====== Records for processing
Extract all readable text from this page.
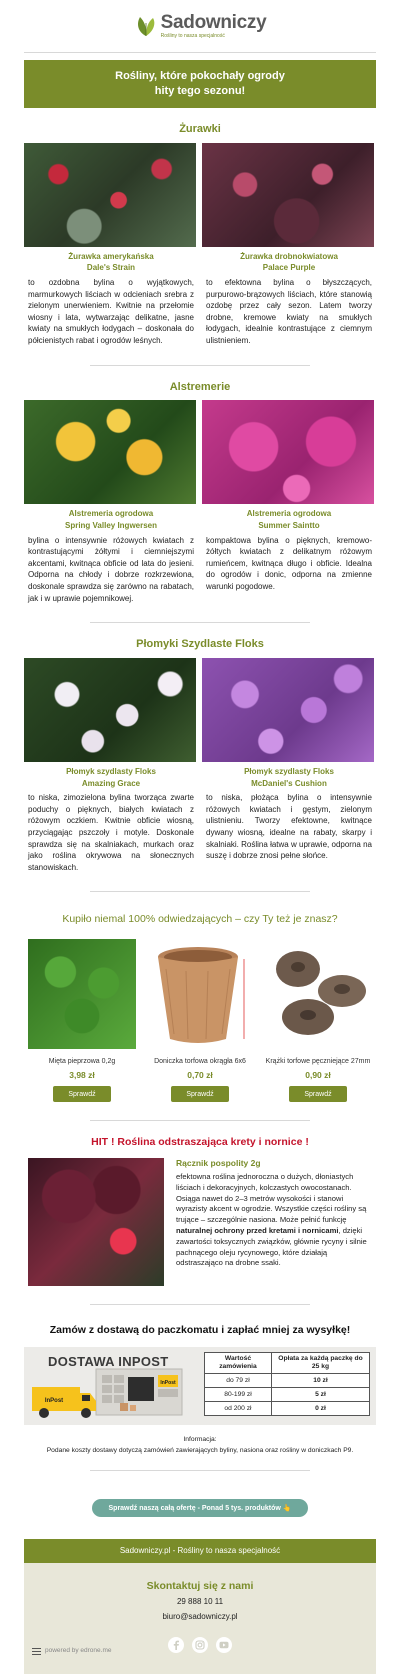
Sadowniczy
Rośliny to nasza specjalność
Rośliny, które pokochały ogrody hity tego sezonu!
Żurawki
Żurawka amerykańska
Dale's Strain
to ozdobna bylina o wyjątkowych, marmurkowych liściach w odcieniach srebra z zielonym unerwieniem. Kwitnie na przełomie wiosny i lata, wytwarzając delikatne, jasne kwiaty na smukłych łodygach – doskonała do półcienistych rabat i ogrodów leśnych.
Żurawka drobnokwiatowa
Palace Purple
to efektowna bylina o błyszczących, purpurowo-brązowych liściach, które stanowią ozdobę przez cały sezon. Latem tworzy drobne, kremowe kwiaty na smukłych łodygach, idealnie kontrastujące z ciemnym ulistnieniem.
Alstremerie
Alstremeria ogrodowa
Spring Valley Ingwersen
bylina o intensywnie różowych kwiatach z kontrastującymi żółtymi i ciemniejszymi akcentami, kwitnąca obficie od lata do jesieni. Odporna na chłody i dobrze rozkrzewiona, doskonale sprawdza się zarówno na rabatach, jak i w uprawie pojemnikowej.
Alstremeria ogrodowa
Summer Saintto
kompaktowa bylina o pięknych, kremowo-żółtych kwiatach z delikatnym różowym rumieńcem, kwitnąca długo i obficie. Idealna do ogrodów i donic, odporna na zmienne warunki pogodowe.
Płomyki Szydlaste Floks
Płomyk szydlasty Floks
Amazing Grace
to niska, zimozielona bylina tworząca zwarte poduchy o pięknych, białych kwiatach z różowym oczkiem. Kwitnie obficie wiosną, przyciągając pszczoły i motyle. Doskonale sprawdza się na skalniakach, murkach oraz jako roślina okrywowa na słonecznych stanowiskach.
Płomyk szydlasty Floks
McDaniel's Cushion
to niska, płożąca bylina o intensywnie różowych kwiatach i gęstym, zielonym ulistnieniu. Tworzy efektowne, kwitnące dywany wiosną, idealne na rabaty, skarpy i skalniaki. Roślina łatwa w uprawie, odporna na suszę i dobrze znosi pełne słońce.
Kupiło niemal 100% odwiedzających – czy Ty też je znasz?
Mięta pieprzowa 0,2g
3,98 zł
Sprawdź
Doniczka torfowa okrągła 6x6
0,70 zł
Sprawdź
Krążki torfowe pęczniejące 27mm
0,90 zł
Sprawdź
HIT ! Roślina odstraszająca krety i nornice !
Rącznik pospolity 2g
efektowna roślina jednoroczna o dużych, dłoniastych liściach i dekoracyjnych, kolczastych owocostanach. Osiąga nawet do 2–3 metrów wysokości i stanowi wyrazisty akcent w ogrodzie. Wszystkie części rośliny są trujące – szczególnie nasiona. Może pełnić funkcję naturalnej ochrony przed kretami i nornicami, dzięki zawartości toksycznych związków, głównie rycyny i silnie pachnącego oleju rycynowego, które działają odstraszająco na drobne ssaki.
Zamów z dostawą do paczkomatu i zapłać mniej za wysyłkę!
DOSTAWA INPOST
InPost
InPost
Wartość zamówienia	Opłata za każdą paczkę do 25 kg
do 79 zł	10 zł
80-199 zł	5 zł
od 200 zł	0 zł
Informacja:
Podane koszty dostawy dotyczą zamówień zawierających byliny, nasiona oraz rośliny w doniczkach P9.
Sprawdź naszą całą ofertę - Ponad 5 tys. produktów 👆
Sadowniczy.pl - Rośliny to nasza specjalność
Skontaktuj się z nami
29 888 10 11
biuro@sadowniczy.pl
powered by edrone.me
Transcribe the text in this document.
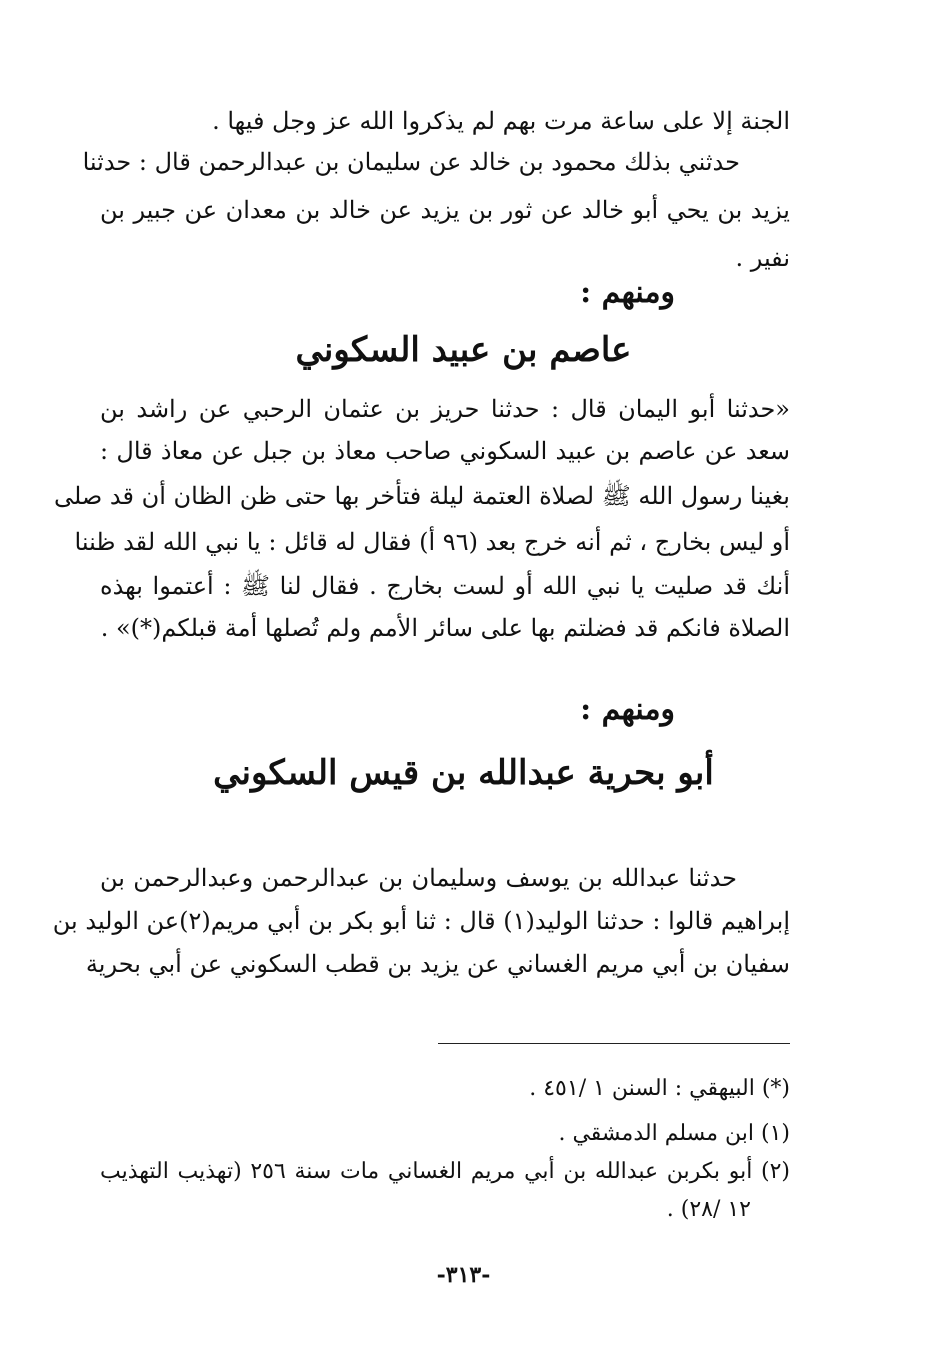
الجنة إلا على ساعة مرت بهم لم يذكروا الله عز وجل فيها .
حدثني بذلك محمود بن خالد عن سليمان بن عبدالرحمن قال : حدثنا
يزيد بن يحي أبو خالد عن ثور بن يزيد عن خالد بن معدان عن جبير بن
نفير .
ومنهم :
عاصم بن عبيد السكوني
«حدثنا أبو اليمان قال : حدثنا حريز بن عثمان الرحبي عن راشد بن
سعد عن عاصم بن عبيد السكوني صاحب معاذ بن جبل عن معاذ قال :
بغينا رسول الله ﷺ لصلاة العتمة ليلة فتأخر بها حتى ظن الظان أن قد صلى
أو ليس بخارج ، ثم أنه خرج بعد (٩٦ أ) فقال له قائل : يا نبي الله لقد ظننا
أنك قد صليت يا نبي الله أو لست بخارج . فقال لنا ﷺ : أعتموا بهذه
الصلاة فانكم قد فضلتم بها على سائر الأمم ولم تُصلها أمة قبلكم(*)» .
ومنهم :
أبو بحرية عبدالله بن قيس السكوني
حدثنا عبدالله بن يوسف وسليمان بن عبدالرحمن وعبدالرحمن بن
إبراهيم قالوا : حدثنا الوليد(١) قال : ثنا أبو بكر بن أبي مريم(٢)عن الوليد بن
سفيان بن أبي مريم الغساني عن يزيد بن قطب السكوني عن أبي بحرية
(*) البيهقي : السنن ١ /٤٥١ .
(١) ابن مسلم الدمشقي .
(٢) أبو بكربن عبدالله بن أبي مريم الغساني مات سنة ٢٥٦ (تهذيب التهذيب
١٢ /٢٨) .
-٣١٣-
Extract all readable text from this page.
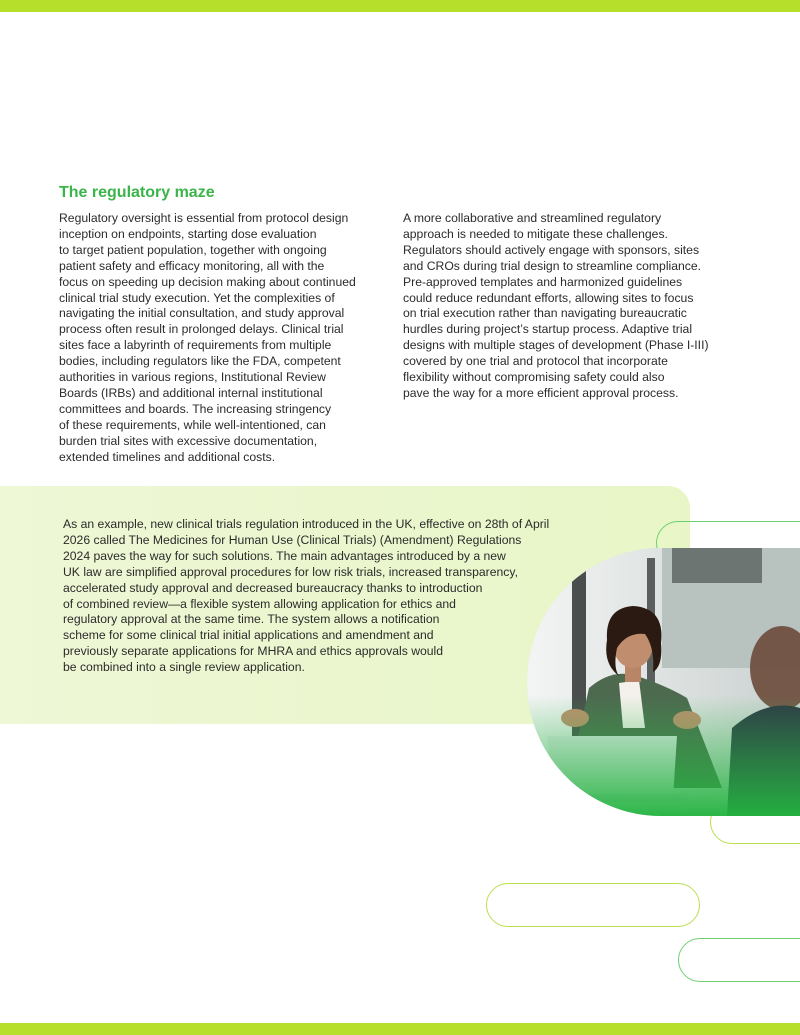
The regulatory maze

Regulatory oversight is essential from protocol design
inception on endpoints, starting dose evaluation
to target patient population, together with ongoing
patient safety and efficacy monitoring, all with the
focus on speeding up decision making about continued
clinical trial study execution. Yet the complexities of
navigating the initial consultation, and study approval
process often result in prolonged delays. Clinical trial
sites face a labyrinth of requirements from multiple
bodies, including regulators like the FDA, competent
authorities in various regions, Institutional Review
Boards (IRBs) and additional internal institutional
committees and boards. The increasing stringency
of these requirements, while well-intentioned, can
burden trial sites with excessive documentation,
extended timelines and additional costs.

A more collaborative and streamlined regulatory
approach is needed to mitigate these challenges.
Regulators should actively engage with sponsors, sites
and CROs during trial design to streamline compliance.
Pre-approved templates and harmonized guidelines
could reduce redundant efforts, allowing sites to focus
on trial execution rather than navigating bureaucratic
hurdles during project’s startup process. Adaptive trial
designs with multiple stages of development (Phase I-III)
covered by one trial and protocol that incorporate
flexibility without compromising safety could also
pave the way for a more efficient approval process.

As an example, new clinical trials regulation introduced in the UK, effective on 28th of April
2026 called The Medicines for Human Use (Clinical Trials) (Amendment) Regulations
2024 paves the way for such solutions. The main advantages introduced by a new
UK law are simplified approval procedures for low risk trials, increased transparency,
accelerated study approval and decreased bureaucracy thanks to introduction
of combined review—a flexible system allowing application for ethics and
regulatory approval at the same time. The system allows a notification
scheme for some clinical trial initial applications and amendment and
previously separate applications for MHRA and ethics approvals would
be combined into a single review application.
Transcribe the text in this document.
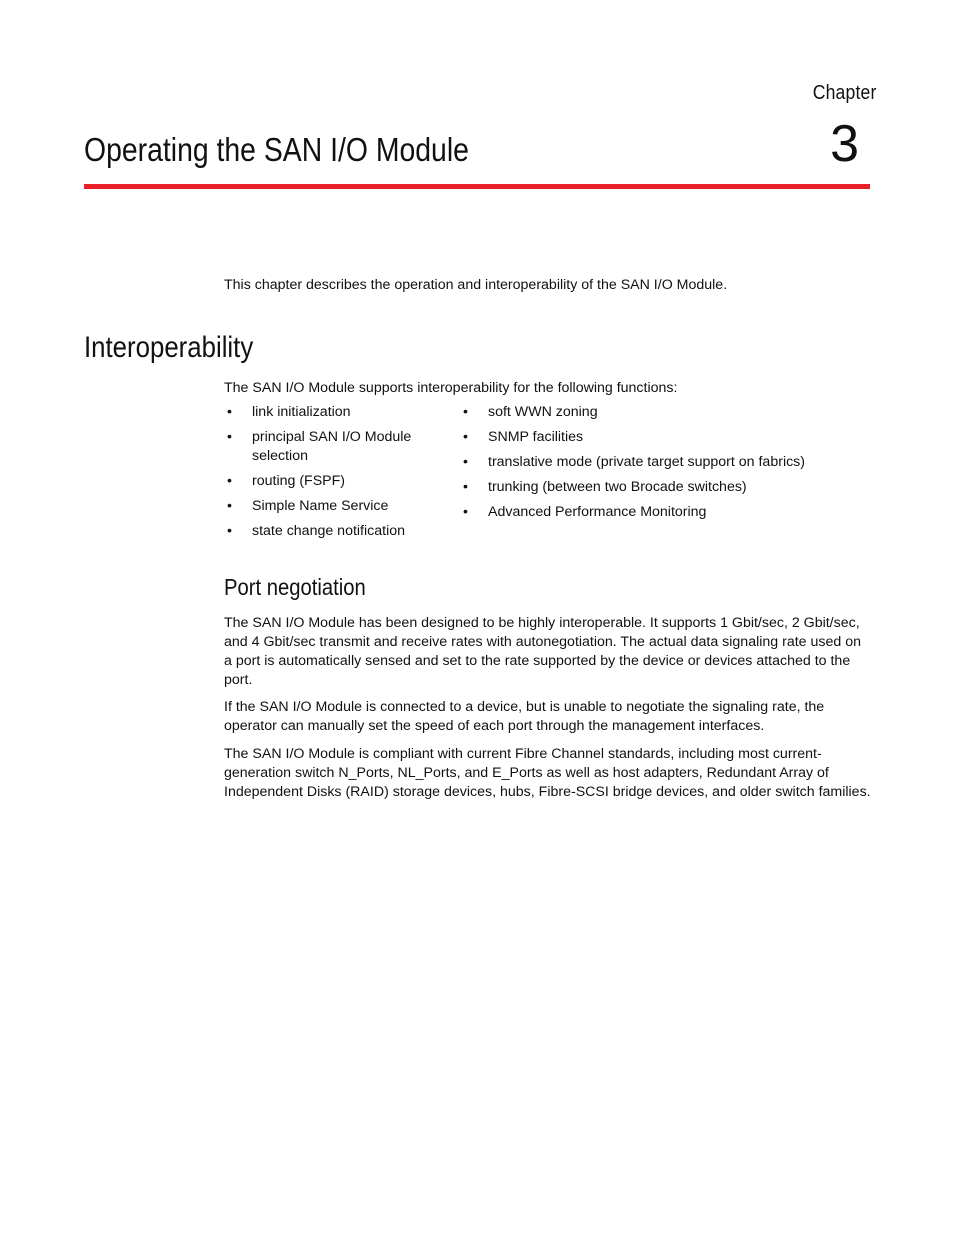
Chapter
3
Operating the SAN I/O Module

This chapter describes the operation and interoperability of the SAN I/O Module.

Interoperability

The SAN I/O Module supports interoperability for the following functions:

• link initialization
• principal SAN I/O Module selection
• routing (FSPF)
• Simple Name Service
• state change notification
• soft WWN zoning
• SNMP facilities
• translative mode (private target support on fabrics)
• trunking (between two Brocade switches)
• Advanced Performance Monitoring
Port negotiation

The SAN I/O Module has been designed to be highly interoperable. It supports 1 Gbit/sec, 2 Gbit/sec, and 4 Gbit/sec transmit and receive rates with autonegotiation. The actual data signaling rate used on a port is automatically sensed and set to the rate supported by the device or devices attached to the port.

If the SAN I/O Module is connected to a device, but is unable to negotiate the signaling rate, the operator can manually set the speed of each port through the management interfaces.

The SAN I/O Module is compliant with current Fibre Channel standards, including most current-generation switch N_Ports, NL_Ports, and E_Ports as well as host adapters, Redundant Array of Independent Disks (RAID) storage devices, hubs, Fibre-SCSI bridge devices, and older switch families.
============
• _Problem to work on_
Select every line above that contains the word "nasza", and copy it.

• _Completed exercise_
Rośliny to nasza specjalność
Sadowniczy.pl - Rośliny to nasza specjalność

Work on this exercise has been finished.